(Collected data entries)
* start *
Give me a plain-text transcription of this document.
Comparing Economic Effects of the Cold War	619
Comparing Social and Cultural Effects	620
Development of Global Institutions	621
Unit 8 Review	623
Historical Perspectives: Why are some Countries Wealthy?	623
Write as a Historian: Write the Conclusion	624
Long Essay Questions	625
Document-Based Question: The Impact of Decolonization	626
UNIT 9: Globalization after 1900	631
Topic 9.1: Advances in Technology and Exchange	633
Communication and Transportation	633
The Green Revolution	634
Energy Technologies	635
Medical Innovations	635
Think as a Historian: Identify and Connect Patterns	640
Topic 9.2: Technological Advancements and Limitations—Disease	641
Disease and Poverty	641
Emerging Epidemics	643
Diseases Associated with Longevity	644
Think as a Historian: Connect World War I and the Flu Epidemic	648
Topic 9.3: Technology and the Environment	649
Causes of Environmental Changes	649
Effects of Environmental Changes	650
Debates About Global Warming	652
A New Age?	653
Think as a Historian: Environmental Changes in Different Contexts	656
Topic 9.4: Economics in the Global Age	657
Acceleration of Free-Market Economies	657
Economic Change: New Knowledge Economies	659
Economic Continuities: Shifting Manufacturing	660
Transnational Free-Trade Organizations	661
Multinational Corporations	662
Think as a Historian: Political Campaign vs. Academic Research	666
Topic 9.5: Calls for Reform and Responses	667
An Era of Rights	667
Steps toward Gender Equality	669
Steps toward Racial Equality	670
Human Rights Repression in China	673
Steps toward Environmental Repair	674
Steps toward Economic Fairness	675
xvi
* end *
> _Written exercise_
Collect the complete line wherever the string "Steps" appears in the records.

> _Output for this exercise_
Steps toward Gender Equality	669
Steps toward Racial Equality	670
Steps toward Environmental Repair	674
Steps toward Economic Fairness	675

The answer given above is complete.